* Begin Entries shown *

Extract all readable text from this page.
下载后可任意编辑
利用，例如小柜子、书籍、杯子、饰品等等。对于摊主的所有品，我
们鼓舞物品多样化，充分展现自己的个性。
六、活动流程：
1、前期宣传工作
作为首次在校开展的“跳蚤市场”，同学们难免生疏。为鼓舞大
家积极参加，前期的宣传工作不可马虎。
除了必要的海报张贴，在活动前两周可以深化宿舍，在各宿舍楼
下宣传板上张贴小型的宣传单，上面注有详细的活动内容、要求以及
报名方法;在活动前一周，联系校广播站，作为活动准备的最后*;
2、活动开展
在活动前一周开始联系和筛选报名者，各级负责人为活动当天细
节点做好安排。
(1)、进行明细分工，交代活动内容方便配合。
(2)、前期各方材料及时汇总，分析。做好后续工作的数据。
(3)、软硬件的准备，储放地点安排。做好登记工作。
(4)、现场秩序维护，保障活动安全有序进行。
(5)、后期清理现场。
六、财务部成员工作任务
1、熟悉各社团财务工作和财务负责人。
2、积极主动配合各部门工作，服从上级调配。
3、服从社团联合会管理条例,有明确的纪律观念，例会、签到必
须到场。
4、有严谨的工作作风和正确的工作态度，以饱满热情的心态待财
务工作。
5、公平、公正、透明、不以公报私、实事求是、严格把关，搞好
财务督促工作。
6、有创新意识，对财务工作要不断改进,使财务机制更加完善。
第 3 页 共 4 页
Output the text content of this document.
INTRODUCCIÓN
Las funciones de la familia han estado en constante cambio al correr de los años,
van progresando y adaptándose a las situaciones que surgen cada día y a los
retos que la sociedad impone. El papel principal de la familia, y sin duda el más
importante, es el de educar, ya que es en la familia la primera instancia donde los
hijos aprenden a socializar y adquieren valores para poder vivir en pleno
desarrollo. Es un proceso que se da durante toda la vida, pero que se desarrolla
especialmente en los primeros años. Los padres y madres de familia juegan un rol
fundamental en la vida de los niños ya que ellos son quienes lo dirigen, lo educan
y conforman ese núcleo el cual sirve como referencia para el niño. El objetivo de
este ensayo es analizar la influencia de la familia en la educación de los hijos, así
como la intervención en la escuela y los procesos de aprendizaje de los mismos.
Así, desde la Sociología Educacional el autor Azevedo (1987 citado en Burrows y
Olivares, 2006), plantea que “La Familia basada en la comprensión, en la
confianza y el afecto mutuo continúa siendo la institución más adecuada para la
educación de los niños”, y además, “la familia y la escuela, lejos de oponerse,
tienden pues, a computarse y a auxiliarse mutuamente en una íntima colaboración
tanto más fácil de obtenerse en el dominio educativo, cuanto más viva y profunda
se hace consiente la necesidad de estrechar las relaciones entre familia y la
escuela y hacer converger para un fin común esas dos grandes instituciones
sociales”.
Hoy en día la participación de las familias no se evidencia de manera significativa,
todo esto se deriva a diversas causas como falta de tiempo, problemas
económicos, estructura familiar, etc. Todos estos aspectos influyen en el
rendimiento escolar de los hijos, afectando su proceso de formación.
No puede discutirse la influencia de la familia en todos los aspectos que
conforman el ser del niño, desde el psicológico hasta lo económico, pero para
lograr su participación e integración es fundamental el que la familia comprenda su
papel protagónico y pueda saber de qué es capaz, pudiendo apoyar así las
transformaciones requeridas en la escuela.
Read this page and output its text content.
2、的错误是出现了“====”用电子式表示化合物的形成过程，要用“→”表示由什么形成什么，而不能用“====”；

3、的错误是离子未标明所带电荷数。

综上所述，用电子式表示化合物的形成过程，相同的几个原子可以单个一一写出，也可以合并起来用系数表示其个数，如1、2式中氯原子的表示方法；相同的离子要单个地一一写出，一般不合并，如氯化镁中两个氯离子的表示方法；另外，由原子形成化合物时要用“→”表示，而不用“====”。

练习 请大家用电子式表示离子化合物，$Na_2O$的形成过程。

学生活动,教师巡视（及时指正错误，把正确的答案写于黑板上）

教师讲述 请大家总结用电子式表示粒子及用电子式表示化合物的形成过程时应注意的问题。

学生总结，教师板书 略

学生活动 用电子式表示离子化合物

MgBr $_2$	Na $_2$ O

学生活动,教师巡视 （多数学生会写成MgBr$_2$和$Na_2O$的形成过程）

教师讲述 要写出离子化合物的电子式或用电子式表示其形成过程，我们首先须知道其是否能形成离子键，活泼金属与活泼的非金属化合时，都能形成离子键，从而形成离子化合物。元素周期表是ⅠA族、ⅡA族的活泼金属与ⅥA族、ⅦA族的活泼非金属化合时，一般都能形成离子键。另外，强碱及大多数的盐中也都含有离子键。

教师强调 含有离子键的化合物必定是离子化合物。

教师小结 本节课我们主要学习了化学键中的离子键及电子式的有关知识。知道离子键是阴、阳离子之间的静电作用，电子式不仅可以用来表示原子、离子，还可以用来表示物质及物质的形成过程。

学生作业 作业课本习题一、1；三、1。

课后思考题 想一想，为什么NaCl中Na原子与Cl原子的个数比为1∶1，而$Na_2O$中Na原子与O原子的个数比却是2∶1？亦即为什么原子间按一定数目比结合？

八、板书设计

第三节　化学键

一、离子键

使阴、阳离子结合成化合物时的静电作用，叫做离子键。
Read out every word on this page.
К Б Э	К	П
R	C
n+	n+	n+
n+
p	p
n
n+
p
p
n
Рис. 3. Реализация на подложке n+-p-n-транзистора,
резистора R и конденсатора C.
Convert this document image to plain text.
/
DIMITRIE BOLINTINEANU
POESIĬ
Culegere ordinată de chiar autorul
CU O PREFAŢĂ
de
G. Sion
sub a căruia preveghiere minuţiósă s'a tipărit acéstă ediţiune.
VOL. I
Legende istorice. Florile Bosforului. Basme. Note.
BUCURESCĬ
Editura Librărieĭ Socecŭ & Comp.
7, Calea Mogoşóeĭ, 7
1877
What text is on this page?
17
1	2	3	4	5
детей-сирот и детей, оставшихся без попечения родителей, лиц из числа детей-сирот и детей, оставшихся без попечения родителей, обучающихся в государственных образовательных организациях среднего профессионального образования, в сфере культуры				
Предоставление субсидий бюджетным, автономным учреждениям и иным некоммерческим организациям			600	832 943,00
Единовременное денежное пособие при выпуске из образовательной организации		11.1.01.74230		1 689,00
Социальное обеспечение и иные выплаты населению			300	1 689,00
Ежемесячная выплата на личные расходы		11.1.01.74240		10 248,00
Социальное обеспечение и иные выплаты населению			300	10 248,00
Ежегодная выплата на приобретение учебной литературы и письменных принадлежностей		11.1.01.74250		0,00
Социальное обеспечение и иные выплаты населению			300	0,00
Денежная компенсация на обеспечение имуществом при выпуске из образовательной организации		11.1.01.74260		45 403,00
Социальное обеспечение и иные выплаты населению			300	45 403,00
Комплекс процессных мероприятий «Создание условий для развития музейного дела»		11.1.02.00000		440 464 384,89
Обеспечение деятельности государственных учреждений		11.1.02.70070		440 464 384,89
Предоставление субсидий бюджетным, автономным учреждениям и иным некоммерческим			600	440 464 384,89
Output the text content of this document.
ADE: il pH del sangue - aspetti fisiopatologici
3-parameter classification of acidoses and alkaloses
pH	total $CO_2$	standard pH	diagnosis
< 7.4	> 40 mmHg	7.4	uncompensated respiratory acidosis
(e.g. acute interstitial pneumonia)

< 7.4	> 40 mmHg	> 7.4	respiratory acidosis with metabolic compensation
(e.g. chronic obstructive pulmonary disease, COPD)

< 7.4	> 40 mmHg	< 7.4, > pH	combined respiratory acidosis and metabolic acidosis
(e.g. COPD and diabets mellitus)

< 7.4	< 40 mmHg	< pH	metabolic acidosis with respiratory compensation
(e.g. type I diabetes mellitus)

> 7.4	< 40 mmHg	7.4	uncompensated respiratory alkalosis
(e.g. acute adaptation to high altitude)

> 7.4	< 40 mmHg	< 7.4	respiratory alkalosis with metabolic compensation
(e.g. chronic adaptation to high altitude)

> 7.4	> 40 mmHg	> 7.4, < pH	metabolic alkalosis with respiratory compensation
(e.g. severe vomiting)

* End Entries shown *

Pick out and copy the lines of the entries that hold the string "adaptation".

→ **Written response**
(e.g. acute adaptation to high altitude)
(e.g. chronic adaptation to high altitude)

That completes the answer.